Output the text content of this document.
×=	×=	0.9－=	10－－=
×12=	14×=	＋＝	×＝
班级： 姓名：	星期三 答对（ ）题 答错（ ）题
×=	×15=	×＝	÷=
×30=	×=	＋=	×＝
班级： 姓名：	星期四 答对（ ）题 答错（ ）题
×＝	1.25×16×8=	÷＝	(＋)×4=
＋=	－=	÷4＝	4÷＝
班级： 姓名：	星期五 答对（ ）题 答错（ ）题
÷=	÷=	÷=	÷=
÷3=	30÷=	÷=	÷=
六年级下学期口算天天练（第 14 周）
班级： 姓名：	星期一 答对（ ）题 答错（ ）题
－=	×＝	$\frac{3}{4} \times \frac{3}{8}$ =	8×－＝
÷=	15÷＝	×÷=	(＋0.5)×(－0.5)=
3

• • • • •

Please restate the records in full, word for word.

Output the text content of this document.
×=	×=	0.9－=	10－－=
×12=	14×=	＋＝	×＝
班级： 姓名：	星期三 答对（ ）题 答错（ ）题
×=	×15=	×＝	÷=
×30=	×=	＋=	×＝
班级： 姓名：	星期四 答对（ ）题 答错（ ）题
×＝	1.25×16×8=	÷＝	(＋)×4=
＋=	－=	÷4＝	4÷＝
班级： 姓名：	星期五 答对（ ）题 答错（ ）题
÷=	÷=	÷=	÷=
÷3=	30÷=	÷=	÷=
六年级下学期口算天天练（第 14 周）
班级： 姓名：	星期一 答对（ ）题 答错（ ）题
－=	×＝	$\frac{3}{4} \times \frac{3}{8}$ =	8×－＝
÷=	15÷＝	×÷=	(＋0.5)×(－0.5)=
3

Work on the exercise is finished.